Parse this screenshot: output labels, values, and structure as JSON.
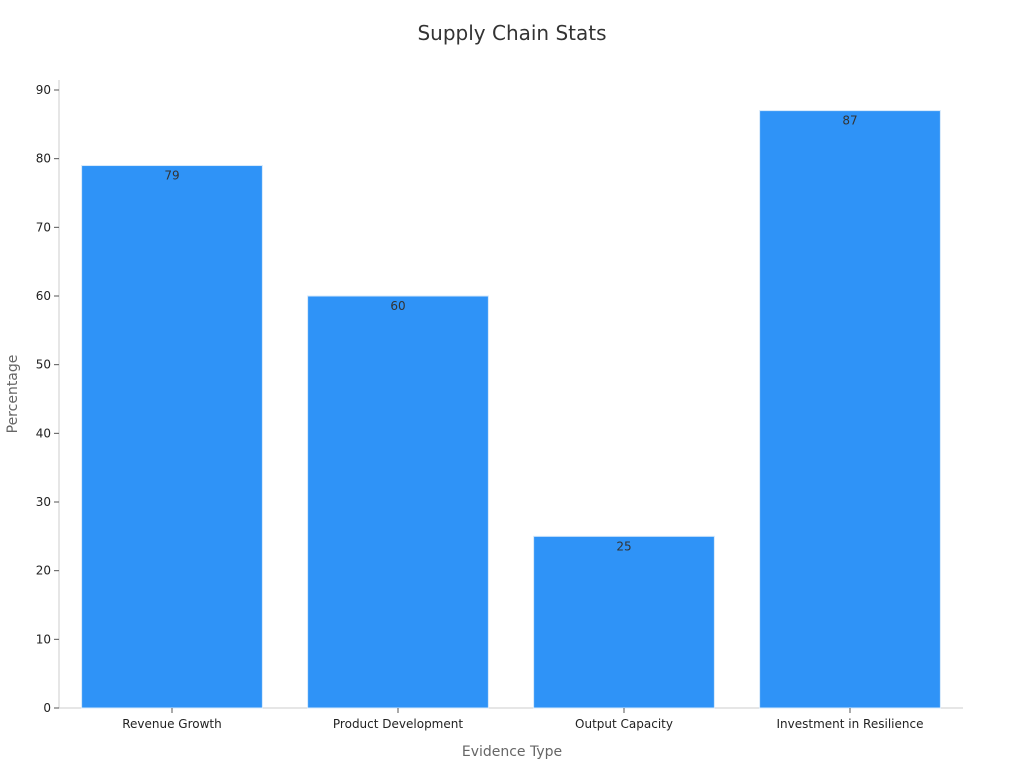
{
  "chart_data": {
    "type": "bar",
    "title": "Supply Chain Stats",
    "xlabel": "Evidence Type",
    "ylabel": "Percentage",
    "categories": [
      "Revenue Growth",
      "Product Development",
      "Output Capacity",
      "Investment in Resilience"
    ],
    "values": [
      79,
      60,
      25,
      87
    ],
    "ylim": [
      0,
      90
    ],
    "yticks": [
      0,
      10,
      20,
      30,
      40,
      50,
      60,
      70,
      80,
      90
    ],
    "grid": false,
    "data_labels": true,
    "colors": {
      "bar": "#2f93f7",
      "bar_edge": "#d6e9fb",
      "axis": "#cccccc",
      "title": "#333333",
      "axis_label": "#666666",
      "tick_label": "#222222",
      "data_label": "#333333"
    }
  }
}
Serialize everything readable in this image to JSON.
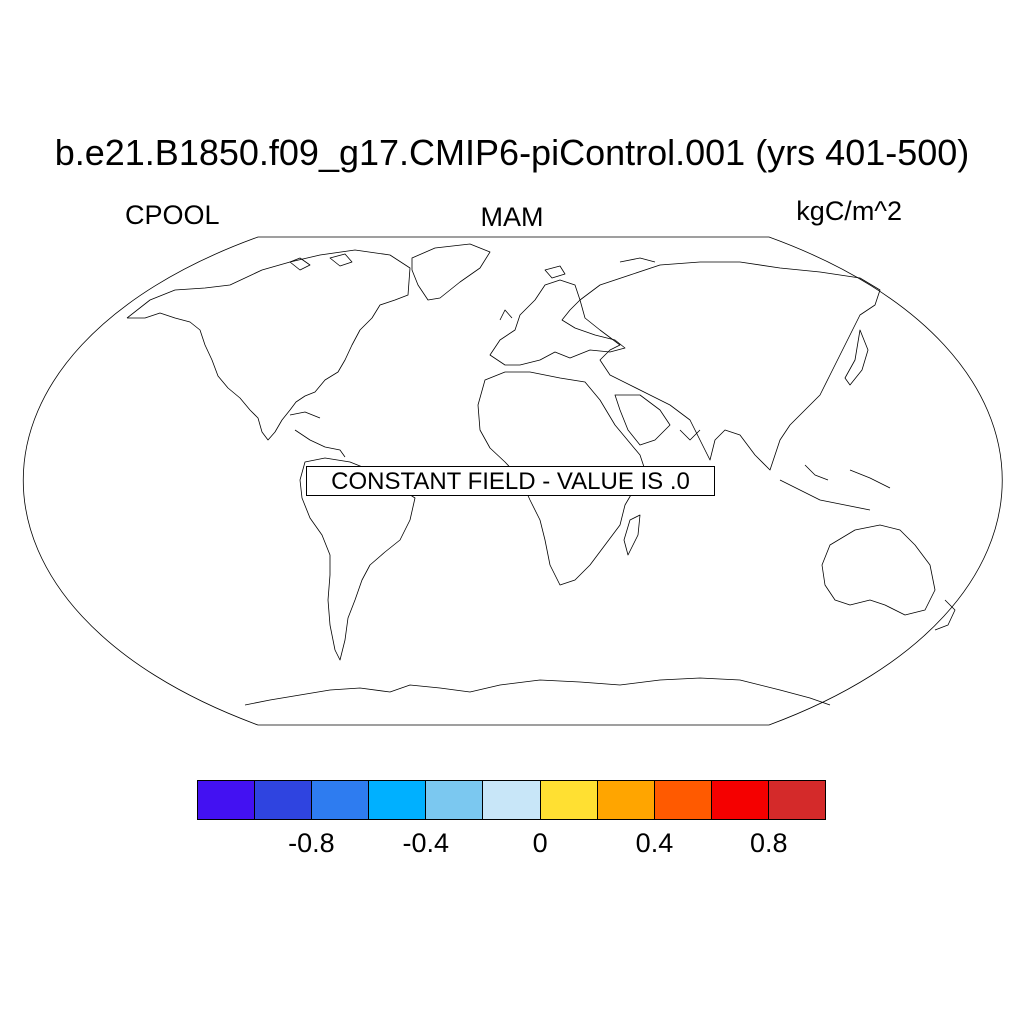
{
  "title": "b.e21.B1850.f09_g17.CMIP6-piControl.001 (yrs 401-500)",
  "left_label": "CPOOL",
  "center_label": "MAM",
  "right_label": "kgC/m^2",
  "notice": "CONSTANT FIELD - VALUE IS .0",
  "colorbar": {
    "colors": [
      "#4311f2",
      "#2f44e0",
      "#2e7cf0",
      "#00b0ff",
      "#7bc8f0",
      "#c8e6f8",
      "#ffe032",
      "#ffa500",
      "#ff5a00",
      "#f50000",
      "#d42a2a"
    ],
    "tick_labels": [
      "-0.8",
      "-0.4",
      "0",
      "0.4",
      "0.8"
    ]
  }
}
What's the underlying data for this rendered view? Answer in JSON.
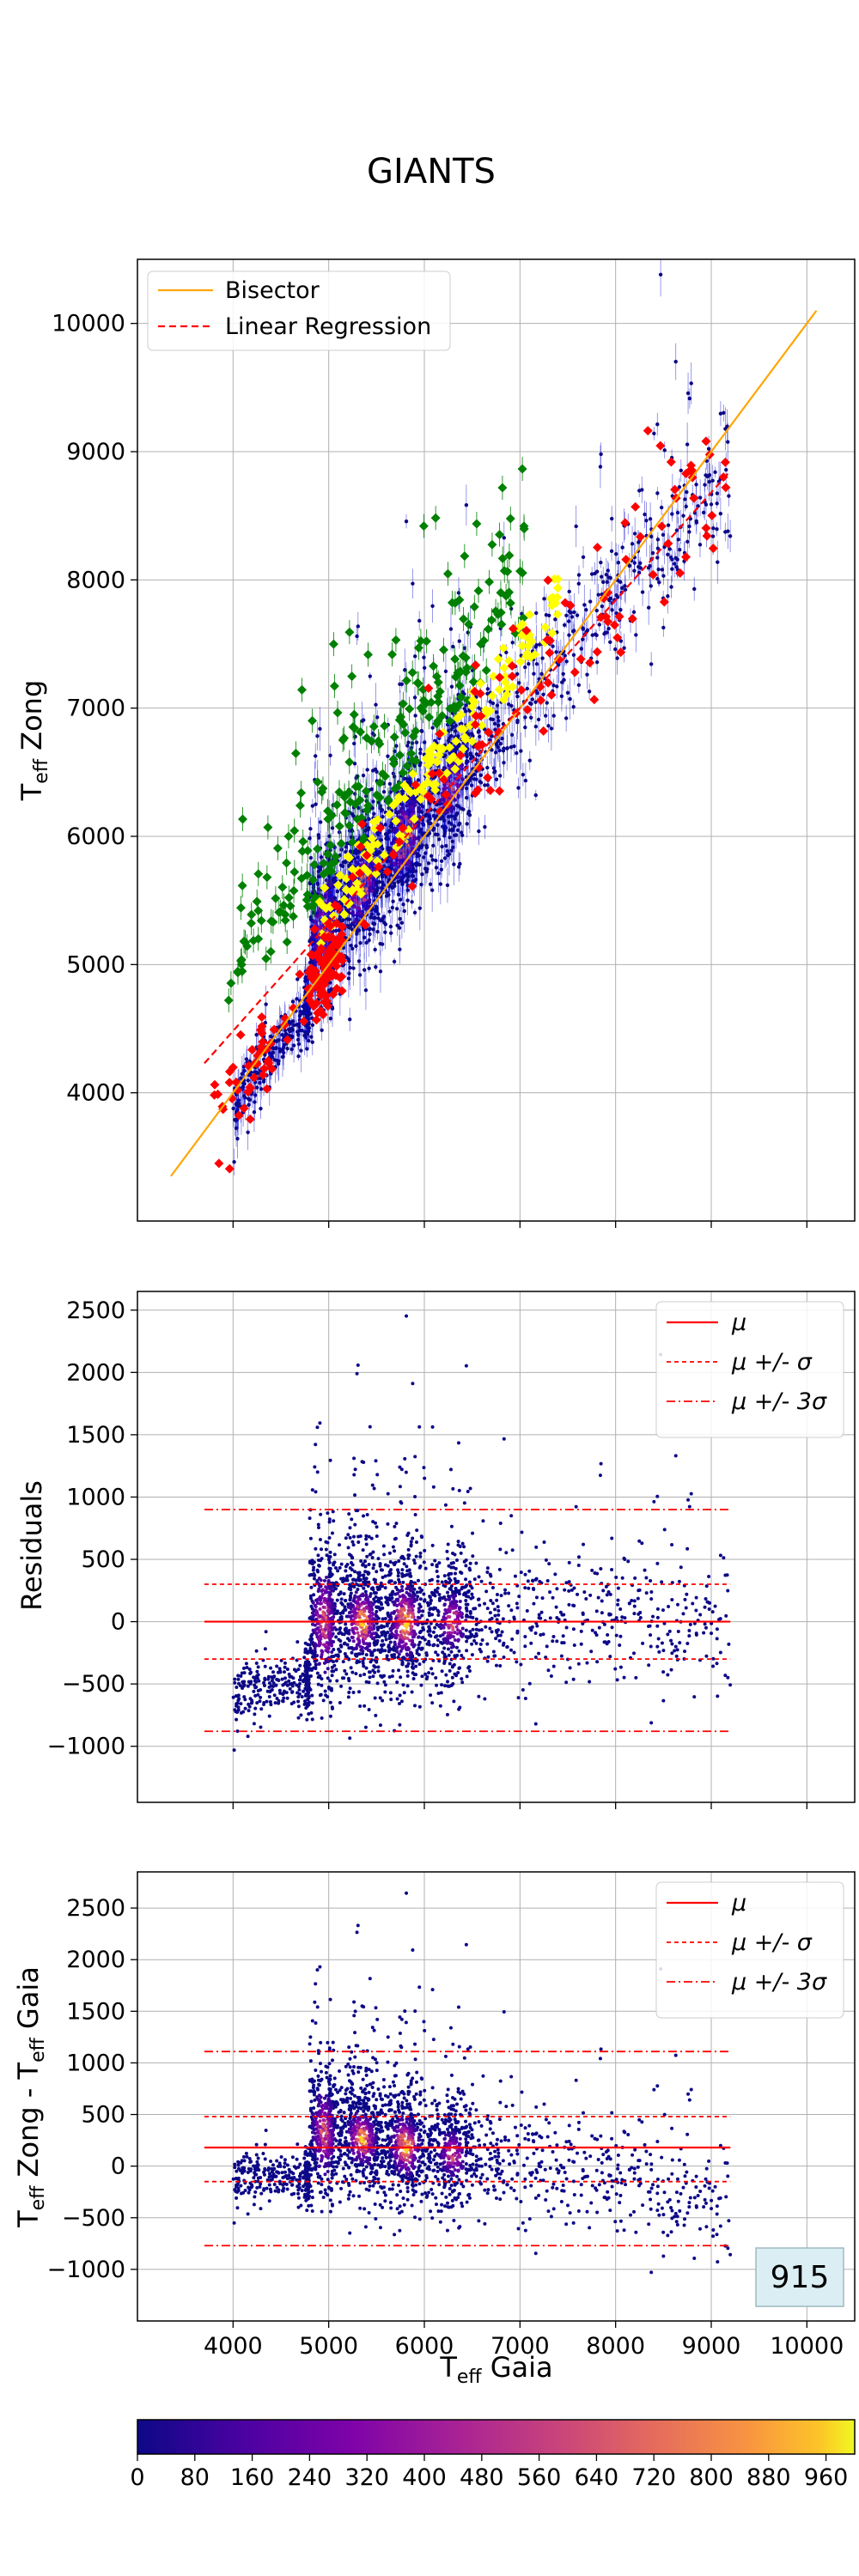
{
  "figure": {
    "title": "GIANTS",
    "badge": "915"
  },
  "colors": {
    "bisector": "#ffa500",
    "regression": "#ff0000",
    "green_points": "#008000",
    "yellow_points": "#ffff00",
    "red_points": "#ff0000",
    "errorbar": "#0000cd",
    "grid": "#b0b0b0",
    "badge_fill": "#dbeef4"
  },
  "chart_data": [
    {
      "panel": "top",
      "type": "scatter",
      "ylabel": "T_eff Zong",
      "xlim": [
        3000,
        10500
      ],
      "ylim": [
        3000,
        10500
      ],
      "xticks": [
        4000,
        5000,
        6000,
        7000,
        8000,
        9000,
        10000
      ],
      "yticks": [
        4000,
        5000,
        6000,
        7000,
        8000,
        9000,
        10000
      ],
      "grid": true,
      "legend_position": "top-left",
      "series": [
        {
          "name": "Bisector",
          "type": "line",
          "style": "solid",
          "x": [
            3350,
            10100
          ],
          "y": [
            3350,
            10100
          ]
        },
        {
          "name": "Linear Regression",
          "type": "line",
          "style": "dashed",
          "x": [
            3700,
            9200
          ],
          "y": [
            4230,
            8850
          ]
        }
      ],
      "density_description": "dense blue error-bar cloud with green/yellow/red flagged points"
    },
    {
      "panel": "middle",
      "type": "scatter",
      "ylabel": "Residuals",
      "xlim": [
        3000,
        10500
      ],
      "ylim": [
        -1450,
        2650
      ],
      "yticks": [
        -1000,
        -500,
        0,
        500,
        1000,
        1500,
        2000,
        2500
      ],
      "grid": true,
      "legend_position": "top-right",
      "lines": [
        {
          "name": "μ",
          "style": "solid",
          "y": 0
        },
        {
          "name": "μ +/- σ",
          "style": "dashed",
          "y": [
            -300,
            300
          ]
        },
        {
          "name": "μ +/- 3σ",
          "style": "dashdot",
          "y": [
            -880,
            900
          ]
        }
      ],
      "x_range_lines": [
        3700,
        9200
      ]
    },
    {
      "panel": "bottom",
      "type": "scatter",
      "xlabel": "T_eff Gaia",
      "ylabel": "T_eff Zong - T_eff Gaia",
      "xlim": [
        3000,
        10500
      ],
      "ylim": [
        -1500,
        2850
      ],
      "xticks": [
        4000,
        5000,
        6000,
        7000,
        8000,
        9000,
        10000
      ],
      "yticks": [
        -1000,
        -500,
        0,
        500,
        1000,
        1500,
        2000,
        2500
      ],
      "grid": true,
      "legend_position": "top-right",
      "lines": [
        {
          "name": "μ",
          "style": "solid",
          "y": 180
        },
        {
          "name": "μ +/- σ",
          "style": "dashed",
          "y": [
            -150,
            480
          ]
        },
        {
          "name": "μ +/- 3σ",
          "style": "dashdot",
          "y": [
            -770,
            1110
          ]
        }
      ],
      "x_range_lines": [
        3700,
        9200
      ]
    },
    {
      "panel": "colorbar",
      "type": "heatmap",
      "range": [
        0,
        1000
      ],
      "ticks": [
        0,
        80,
        160,
        240,
        320,
        400,
        480,
        560,
        640,
        720,
        800,
        880,
        960
      ],
      "colormap": "plasma"
    }
  ],
  "legend_labels": {
    "top": [
      "Bisector",
      "Linear Regression"
    ],
    "middle": [
      "μ",
      "μ +/- σ",
      "μ +/- 3σ"
    ],
    "bottom": [
      "μ",
      "μ +/- σ",
      "μ +/- 3σ"
    ]
  }
}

SET TASK
Output every entry word for word, but omit the pictures.

IN RESPONSE
Parse this screenshot: output labels, values, and structure as JSON.
{
  "chart_data": {
    "type": "bar",
    "title": "Supply Chain Stats",
    "xlabel": "Evidence Type",
    "ylabel": "Percentage",
    "categories": [
      "Revenue Growth",
      "Product Development",
      "Output Capacity",
      "Investment in Resilience"
    ],
    "values": [
      79,
      60,
      25,
      87
    ],
    "ylim": [
      0,
      90
    ],
    "yticks": [
      0,
      10,
      20,
      30,
      40,
      50,
      60,
      70,
      80,
      90
    ],
    "grid": false,
    "data_labels": true,
    "colors": {
      "bar": "#2f93f7",
      "bar_edge": "#d6e9fb",
      "axis": "#cccccc",
      "title": "#333333",
      "axis_label": "#666666",
      "tick_label": "#222222",
      "data_label": "#333333"
    }
  }
}
Serialize everything readable in this image to JSON.
{
  "title": "b.e21.B1850.f09_g17.CMIP6-piControl.001 (yrs 401-500)",
  "left_label": "CPOOL",
  "center_label": "MAM",
  "right_label": "kgC/m^2",
  "notice": "CONSTANT FIELD - VALUE IS .0",
  "colorbar": {
    "colors": [
      "#4311f2",
      "#2f44e0",
      "#2e7cf0",
      "#00b0ff",
      "#7bc8f0",
      "#c8e6f8",
      "#ffe032",
      "#ffa500",
      "#ff5a00",
      "#f50000",
      "#d42a2a"
    ],
    "tick_labels": [
      "-0.8",
      "-0.4",
      "0",
      "0.4",
      "0.8"
    ]
  }
}
What's the underlying data for this rendered view? Answer in JSON.
{
  "figure": {
    "title": "GIANTS",
    "badge": "915"
  },
  "colors": {
    "bisector": "#ffa500",
    "regression": "#ff0000",
    "green_points": "#008000",
    "yellow_points": "#ffff00",
    "red_points": "#ff0000",
    "errorbar": "#0000cd",
    "grid": "#b0b0b0",
    "badge_fill": "#dbeef4"
  },
  "chart_data": [
    {
      "panel": "top",
      "type": "scatter",
      "ylabel": "T_eff Zong",
      "xlim": [
        3000,
        10500
      ],
      "ylim": [
        3000,
        10500
      ],
      "xticks": [
        4000,
        5000,
        6000,
        7000,
        8000,
        9000,
        10000
      ],
      "yticks": [
        4000,
        5000,
        6000,
        7000,
        8000,
        9000,
        10000
      ],
      "grid": true,
      "legend_position": "top-left",
      "series": [
        {
          "name": "Bisector",
          "type": "line",
          "style": "solid",
          "x": [
            3350,
            10100
          ],
          "y": [
            3350,
            10100
          ]
        },
        {
          "name": "Linear Regression",
          "type": "line",
          "style": "dashed",
          "x": [
            3700,
            9200
          ],
          "y": [
            4230,
            8850
          ]
        }
      ],
      "density_description": "dense blue error-bar cloud with green/yellow/red flagged points"
    },
    {
      "panel": "middle",
      "type": "scatter",
      "ylabel": "Residuals",
      "xlim": [
        3000,
        10500
      ],
      "ylim": [
        -1450,
        2650
      ],
      "yticks": [
        -1000,
        -500,
        0,
        500,
        1000,
        1500,
        2000,
        2500
      ],
      "grid": true,
      "legend_position": "top-right",
      "lines": [
        {
          "name": "μ",
          "style": "solid",
          "y": 0
        },
        {
          "name": "μ +/- σ",
          "style": "dashed",
          "y": [
            -300,
            300
          ]
        },
        {
          "name": "μ +/- 3σ",
          "style": "dashdot",
          "y": [
            -880,
            900
          ]
        }
      ],
      "x_range_lines": [
        3700,
        9200
      ]
    },
    {
      "panel": "bottom",
      "type": "scatter",
      "xlabel": "T_eff Gaia",
      "ylabel": "T_eff Zong - T_eff Gaia",
      "xlim": [
        3000,
        10500
      ],
      "ylim": [
        -1500,
        2850
      ],
      "xticks": [
        4000,
        5000,
        6000,
        7000,
        8000,
        9000,
        10000
      ],
      "yticks": [
        -1000,
        -500,
        0,
        500,
        1000,
        1500,
        2000,
        2500
      ],
      "grid": true,
      "legend_position": "top-right",
      "lines": [
        {
          "name": "μ",
          "style": "solid",
          "y": 180
        },
        {
          "name": "μ +/- σ",
          "style": "dashed",
          "y": [
            -150,
            480
          ]
        },
        {
          "name": "μ +/- 3σ",
          "style": "dashdot",
          "y": [
            -770,
            1110
          ]
        }
      ],
      "x_range_lines": [
        3700,
        9200
      ]
    },
    {
      "panel": "colorbar",
      "type": "heatmap",
      "range": [
        0,
        1000
      ],
      "ticks": [
        0,
        80,
        160,
        240,
        320,
        400,
        480,
        560,
        640,
        720,
        800,
        880,
        960
      ],
      "colormap": "plasma"
    }
  ],
  "legend_labels": {
    "top": [
      "Bisector",
      "Linear Regression"
    ],
    "middle": [
      "μ",
      "μ +/- σ",
      "μ +/- 3σ"
    ],
    "bottom": [
      "μ",
      "μ +/- σ",
      "μ +/- 3σ"
    ]
  }
}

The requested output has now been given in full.